CONSEGNA 1.
Rispondi in base al testo sulle obbligazioni governative.
(a) Che ruolo ricopre Gary Kirk in TwentyFour AM?
(b) Verso quali titoli si è diretta principalmente la fuga verso la sicurezza dopo l'invasione russa dell'Ucraina?
(c) Da quando le principali banche centrali hanno assunto un tono più hawkish?
CONSEGNA 2. Trascrivi fedelmente il passo del testo sulle obbligazioni governative che va da "D’altra parte, l’invasione" fino a "dello scorso anno." compreso.
CONSEGNA 3. Prosegui il testo sulle obbligazioni governative a partire dalla sua ultima frase.

──────── TESTO DI PARTENZA

Asset allocation, obbligazioni governative: la view di TwentyFour AM

“Nel 2019, quando il ciclo del credito mostrava segni di maturità, per gli investitori era facile decidere di ridurre l’esposizione al credito, accorciare la durata degli spread di credito e aumentare l’allocazione ai titoli di stato privi di rischio a lunga scadenza come i Treasury statunitensi. Se andiamo avanti veloce fino al 2022, gli investitori si trovano di fronte a una decisione più complessa quando si tratta della loro allocazione in Titoli di Stato“. A farlo notare è Gary Kirk, Portfolio Manager di TwentyFour AM, che di seguito illustra nel dettaglio il proprio outlook.

Da un lato ci troviamo di fronte a un’inflazione che non è chiaramente un semplice vento contrario transitorio e l’attuale impennata dei prezzi delle materie prime si sta aggiungendo ai timori inflazionistici a lungo termine. In tali circostanze, e con le banche centrali che stanno appena passando dallo stimolo ai cambiamenti di politica monetaria, normalmente ci asterremmo da qualsiasi esposizione ai Titoli di Stato sensibili alla durata e aspetteremmo che i tassi di base si avvicinassero ai livelli massimi prima di costruire una posizione significativa per proteggere il portafoglio.

D’altra parte, l’invasione russa dell’Ucraina ha cambiato la dinamica e il focus del mercato. In primo luogo c’è stata l’ovvia fuga verso la sicurezza, cioè verso i tassi privi di rischio (principalmente i Treasury statunitensi). La stessa impennata dei prezzi delle materie prime minaccia di diventare un vero e proprio shock dell’offerta di materie prime, aumentando la probabilità di un rallentamento economico e di una potenziale recessione. In questo tipo di scenario, normalmente favoriremmo una maggiore allocazione ai Titoli di Stato a lunga scadenza, una decisione resa più facile dall’aumento dei rendimenti che ha seguito il tono più hawkish emanato dalle principali banche centrali dal dicembre dello scorso anno.

────────────────
──────── DATI

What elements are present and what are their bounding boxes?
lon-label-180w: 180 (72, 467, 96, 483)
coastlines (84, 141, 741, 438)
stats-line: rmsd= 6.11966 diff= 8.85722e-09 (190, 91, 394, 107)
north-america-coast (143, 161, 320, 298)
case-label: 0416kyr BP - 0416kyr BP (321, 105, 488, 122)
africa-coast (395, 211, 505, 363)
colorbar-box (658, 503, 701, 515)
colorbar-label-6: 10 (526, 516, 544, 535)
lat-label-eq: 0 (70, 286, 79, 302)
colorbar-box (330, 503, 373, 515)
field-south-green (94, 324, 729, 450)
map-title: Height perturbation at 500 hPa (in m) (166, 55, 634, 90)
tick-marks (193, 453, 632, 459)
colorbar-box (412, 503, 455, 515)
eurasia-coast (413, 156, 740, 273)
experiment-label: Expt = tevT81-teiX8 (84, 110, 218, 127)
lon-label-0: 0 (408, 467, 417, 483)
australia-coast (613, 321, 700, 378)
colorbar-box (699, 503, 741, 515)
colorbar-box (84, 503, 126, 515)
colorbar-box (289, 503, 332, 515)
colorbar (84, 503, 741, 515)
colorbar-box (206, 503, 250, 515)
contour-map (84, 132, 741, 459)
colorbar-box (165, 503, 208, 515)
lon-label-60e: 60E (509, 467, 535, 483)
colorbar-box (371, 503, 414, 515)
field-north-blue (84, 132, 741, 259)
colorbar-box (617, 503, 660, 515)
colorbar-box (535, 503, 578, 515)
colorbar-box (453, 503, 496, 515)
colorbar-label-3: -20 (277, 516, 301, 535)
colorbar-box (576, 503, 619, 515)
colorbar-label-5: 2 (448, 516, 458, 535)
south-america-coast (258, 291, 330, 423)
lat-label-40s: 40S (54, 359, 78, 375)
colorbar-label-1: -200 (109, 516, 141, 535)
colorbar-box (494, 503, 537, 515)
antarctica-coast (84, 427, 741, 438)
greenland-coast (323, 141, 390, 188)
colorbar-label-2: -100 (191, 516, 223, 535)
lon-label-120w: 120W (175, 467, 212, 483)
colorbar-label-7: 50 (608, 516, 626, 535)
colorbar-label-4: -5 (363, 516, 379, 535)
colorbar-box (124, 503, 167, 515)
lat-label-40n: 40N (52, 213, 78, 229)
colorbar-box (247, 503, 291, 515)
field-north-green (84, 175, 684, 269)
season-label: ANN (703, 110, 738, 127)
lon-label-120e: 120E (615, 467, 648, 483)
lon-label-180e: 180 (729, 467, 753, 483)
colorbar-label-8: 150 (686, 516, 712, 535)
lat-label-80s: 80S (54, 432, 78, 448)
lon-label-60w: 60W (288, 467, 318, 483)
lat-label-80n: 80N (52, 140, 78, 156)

────────────────

RISPOSTA 1.
(a) È Portfolio Manager.
(b) Verso i Treasury statunitensi.
(c) Dal dicembre dello scorso anno.

RISPOSTA 2.
D’altra parte, l’invasione russa dell’Ucraina ha cambiato la dinamica e il focus del mercato. In primo luogo c’è stata l’ovvia fuga verso la sicurezza, cioè verso i tassi privi di rischio (principalmente i Treasury statunitensi). La stessa impennata dei prezzi delle materie prime minaccia di diventare un vero e proprio shock dell’offerta di materie prime, aumentando la probabilità di un rallentamento economico e di una potenziale recessione. In questo tipo di scenario, normalmente favoriremmo una maggiore allocazione ai Titoli di Stato a lunga scadenza, una decisione resa più facile dall’aumento dei rendimenti che ha seguito il tono più hawkish emanato dalle principali banche centrali dal dicembre dello scorso anno.

RISPOSTA 3.
Quindi gli investitori del reddito fisso si trovano di fronte a un enigma. Le banche centrali dovranno essere proattive sulla politica monetaria per combattere l’inflazione, ma devono essere consapevoli che i consumatori stanno già sentendo l’aumento del costo della vita; qualsiasi ulteriore “dolore” potrebbe facilmente vedere una svolta aggressiva del sentiment e portare ad un atterraggio duro per l’economia. Questo significa che le banche centrali saranno più caute di quanto il mercato stia attualmente prevedendo? Al momento i mercati prevedono sei rialzi dei tassi sia da parte della Fed che della Banca d’Inghilterra entro la fine dell’anno, e quasi tre dalla Banca Centrale Europea. Più a lungo dura l’invasione russa dell’Ucraina, maggiore è la possibilità di uno shock prolungato dell’offerta di materie prime e meno flessibilità avranno le banche centrali.

Naturalmente nessuno sa come tutto questo andrà a finire, ma ciò indica l’adozione di un approccio prudente e gli investitori senza alcuna protezione potrebbero voler costruire un certo grado di tassi nel portafoglio per l’equilibrio. Pensiamo che un caso base dove le banche centrali seguiranno un percorso di politica monetaria più misurato di quello che i mercati stanno attualmente prezzando sia ragionevole, dato il contesto attuale. Se questo è il caso, ne consegue che l’inflazione sarà un’irritazione più persistente e che la parte lunga della curva non offre ancora l’equilibrio necessario per i portafogli.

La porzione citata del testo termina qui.